* [Your goal]:
Find the lines with "Mechanical" in them and copy them out.
++++ Material provided ++++
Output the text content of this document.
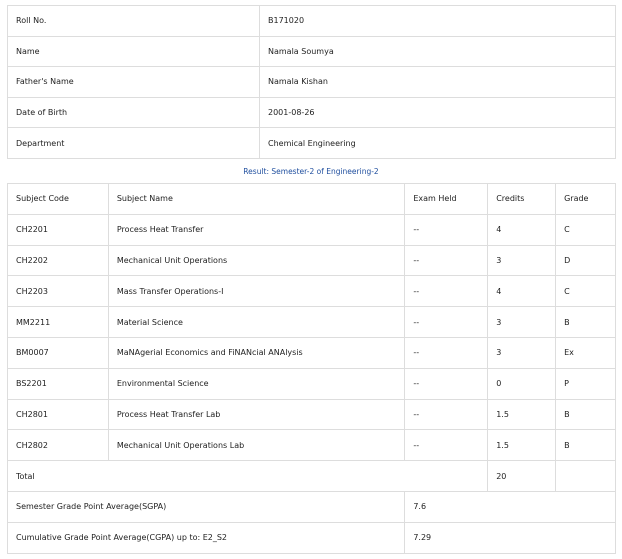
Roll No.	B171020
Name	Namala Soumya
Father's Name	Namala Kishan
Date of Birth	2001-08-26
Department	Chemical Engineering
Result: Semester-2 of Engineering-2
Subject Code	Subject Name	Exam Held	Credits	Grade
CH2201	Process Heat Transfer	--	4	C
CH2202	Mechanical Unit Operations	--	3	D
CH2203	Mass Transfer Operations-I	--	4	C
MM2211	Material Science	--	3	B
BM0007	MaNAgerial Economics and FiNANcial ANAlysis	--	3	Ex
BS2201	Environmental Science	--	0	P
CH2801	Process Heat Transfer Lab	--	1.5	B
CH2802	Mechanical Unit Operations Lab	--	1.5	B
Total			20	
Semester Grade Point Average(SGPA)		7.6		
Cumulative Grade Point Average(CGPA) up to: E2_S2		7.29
++++
++++ Material provided ++++
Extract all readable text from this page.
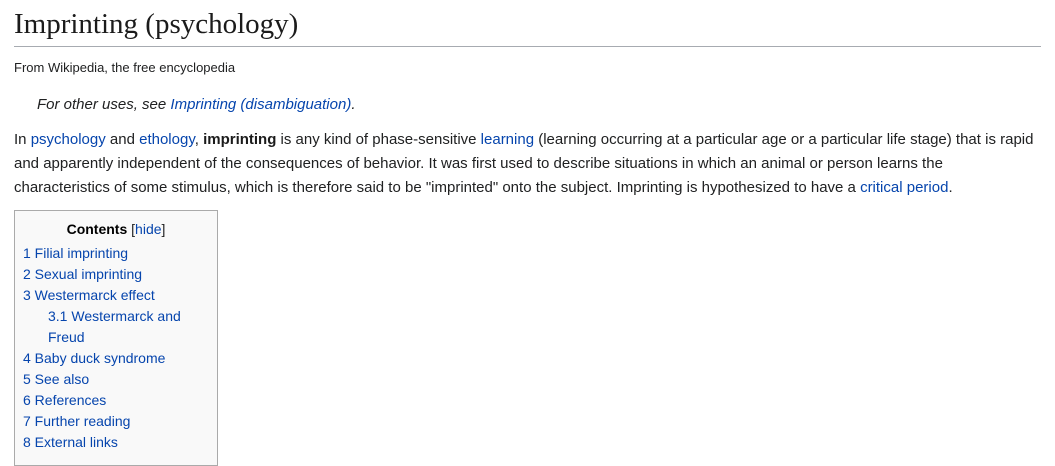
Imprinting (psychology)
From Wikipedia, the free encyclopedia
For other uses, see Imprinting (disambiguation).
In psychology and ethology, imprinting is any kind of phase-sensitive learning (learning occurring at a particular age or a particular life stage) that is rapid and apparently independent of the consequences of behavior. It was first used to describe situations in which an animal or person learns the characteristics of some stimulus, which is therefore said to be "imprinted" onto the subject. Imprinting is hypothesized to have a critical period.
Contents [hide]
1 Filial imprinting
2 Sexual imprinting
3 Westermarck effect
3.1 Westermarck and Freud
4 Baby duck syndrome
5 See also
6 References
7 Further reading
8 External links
++++
++++ Material provided ++++
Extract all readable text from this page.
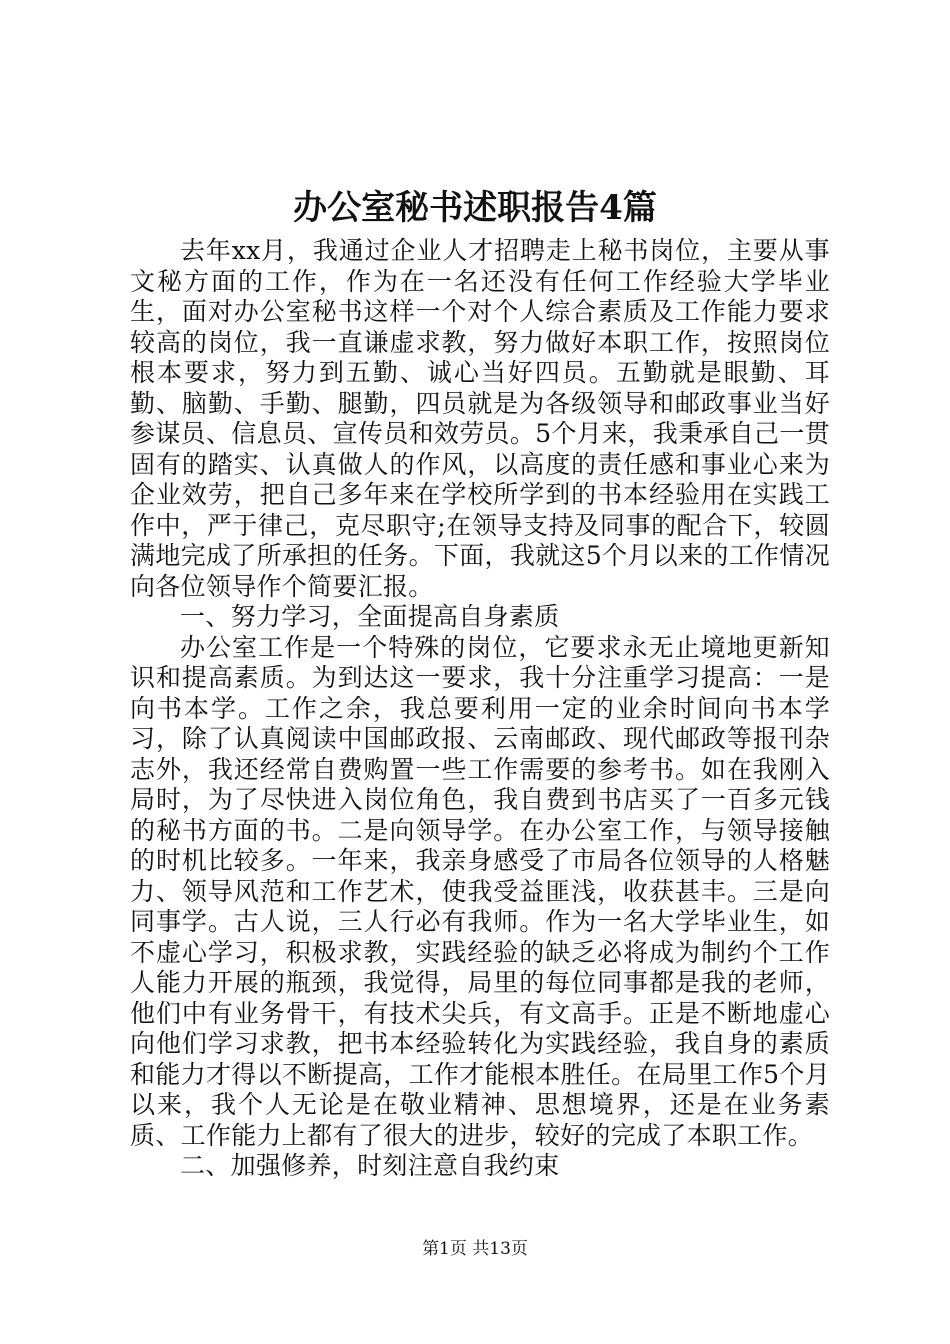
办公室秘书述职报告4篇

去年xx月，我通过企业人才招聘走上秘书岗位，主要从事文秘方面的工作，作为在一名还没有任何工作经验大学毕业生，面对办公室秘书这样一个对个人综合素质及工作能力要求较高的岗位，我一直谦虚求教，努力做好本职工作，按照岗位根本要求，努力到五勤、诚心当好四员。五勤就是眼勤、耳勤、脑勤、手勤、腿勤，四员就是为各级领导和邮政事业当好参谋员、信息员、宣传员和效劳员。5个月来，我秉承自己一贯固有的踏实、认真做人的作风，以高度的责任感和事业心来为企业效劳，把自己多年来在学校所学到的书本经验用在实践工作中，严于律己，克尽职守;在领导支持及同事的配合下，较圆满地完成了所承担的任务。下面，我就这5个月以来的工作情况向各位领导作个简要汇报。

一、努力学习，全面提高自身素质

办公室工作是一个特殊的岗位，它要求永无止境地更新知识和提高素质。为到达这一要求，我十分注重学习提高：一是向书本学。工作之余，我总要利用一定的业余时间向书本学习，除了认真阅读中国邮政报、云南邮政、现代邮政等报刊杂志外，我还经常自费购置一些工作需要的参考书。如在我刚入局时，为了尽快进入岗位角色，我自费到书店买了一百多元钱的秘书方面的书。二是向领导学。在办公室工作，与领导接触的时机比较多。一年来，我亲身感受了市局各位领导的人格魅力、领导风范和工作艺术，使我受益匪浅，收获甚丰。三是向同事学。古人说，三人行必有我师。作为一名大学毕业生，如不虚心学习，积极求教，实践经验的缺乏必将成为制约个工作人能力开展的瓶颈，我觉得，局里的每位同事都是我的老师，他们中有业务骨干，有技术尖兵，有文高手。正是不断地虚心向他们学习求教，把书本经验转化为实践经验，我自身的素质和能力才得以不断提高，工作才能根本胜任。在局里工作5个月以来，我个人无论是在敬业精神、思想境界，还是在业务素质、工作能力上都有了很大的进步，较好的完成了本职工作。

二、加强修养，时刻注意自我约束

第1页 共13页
++++
* [Final answer]:
CH2202	Mechanical Unit Operations	--	3	D
CH2802	Mechanical Unit Operations Lab	--	1.5	B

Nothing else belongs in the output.